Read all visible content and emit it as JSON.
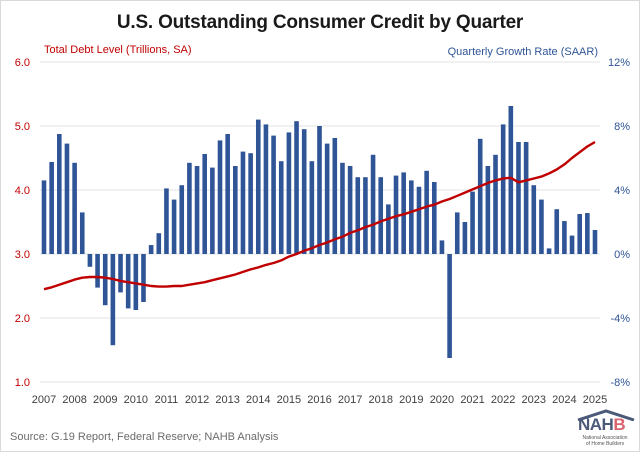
{
  "chart_data": {
    "type": "bar+line",
    "title": "U.S. Outstanding Consumer Credit by Quarter",
    "left_axis": {
      "label": "Total Debt Level (Trillions, SA)",
      "range": [
        1.0,
        6.0
      ],
      "ticks": [
        "1.0",
        "2.0",
        "3.0",
        "4.0",
        "5.0",
        "6.0"
      ],
      "color": "#c00000"
    },
    "right_axis": {
      "label": "Quarterly Growth Rate (SAAR)",
      "range": [
        -8,
        12
      ],
      "ticks": [
        "-8%",
        "-4%",
        "0%",
        "4%",
        "8%",
        "12%"
      ],
      "color": "#2f5597"
    },
    "x_tick_labels": [
      "2007",
      "2008",
      "2009",
      "2010",
      "2011",
      "2012",
      "2013",
      "2014",
      "2015",
      "2016",
      "2017",
      "2018",
      "2019",
      "2020",
      "2021",
      "2022",
      "2023",
      "2024",
      "2025"
    ],
    "grid": "horizontal",
    "period": "2007 Q1 - 2025 Q1 (quarterly)",
    "series": [
      {
        "name": "Quarterly Growth Rate (SAAR, %)",
        "type": "bar",
        "axis": "right",
        "color": "#2f5597",
        "values": [
          4.6,
          5.75,
          7.5,
          6.9,
          5.7,
          2.6,
          -0.8,
          -2.1,
          -3.2,
          -5.7,
          -2.4,
          -3.4,
          -3.5,
          -3.0,
          0.56,
          1.3,
          4.1,
          3.4,
          4.3,
          5.7,
          5.5,
          6.25,
          5.4,
          7.1,
          7.5,
          5.5,
          6.4,
          6.3,
          8.4,
          8.1,
          7.4,
          5.8,
          7.6,
          8.3,
          7.8,
          5.8,
          8.0,
          6.9,
          7.25,
          5.7,
          5.5,
          4.8,
          4.8,
          6.2,
          4.8,
          3.1,
          4.9,
          5.1,
          4.6,
          4.2,
          5.2,
          4.5,
          0.85,
          -6.5,
          2.6,
          2.0,
          3.9,
          7.2,
          5.5,
          6.2,
          8.1,
          9.25,
          7.0,
          7.0,
          4.3,
          3.4,
          0.35,
          2.8,
          2.06,
          1.15,
          2.5,
          2.56,
          1.5
        ]
      },
      {
        "name": "Total Debt Level (Trillions, SA)",
        "type": "line",
        "axis": "left",
        "color": "#c00000",
        "values": [
          2.45,
          2.48,
          2.52,
          2.56,
          2.6,
          2.63,
          2.64,
          2.64,
          2.63,
          2.61,
          2.58,
          2.56,
          2.54,
          2.52,
          2.5,
          2.49,
          2.49,
          2.5,
          2.5,
          2.52,
          2.54,
          2.56,
          2.59,
          2.62,
          2.65,
          2.68,
          2.72,
          2.76,
          2.79,
          2.83,
          2.86,
          2.9,
          2.96,
          3.0,
          3.05,
          3.09,
          3.14,
          3.18,
          3.23,
          3.27,
          3.33,
          3.37,
          3.42,
          3.46,
          3.51,
          3.55,
          3.59,
          3.62,
          3.66,
          3.7,
          3.74,
          3.77,
          3.82,
          3.86,
          3.91,
          3.96,
          4.01,
          4.06,
          4.11,
          4.15,
          4.18,
          4.19,
          4.12,
          4.15,
          4.18,
          4.21,
          4.26,
          4.32,
          4.4,
          4.5,
          4.59,
          4.68,
          4.75
        ]
      }
    ]
  },
  "footer": {
    "source": "Source: G.19 Report, Federal Reserve; NAHB Analysis",
    "logo_main_a": "NAH",
    "logo_main_b": "B",
    "logo_sub_1": "National Association",
    "logo_sub_2": "of Home Builders"
  }
}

• Exercise brief:
Keep only those lines of the records that hold "SAAR", and return them.

• Output for this task:
      "label": "Quarterly Growth Rate (SAAR)",
        "name": "Quarterly Growth Rate (SAAR, %)",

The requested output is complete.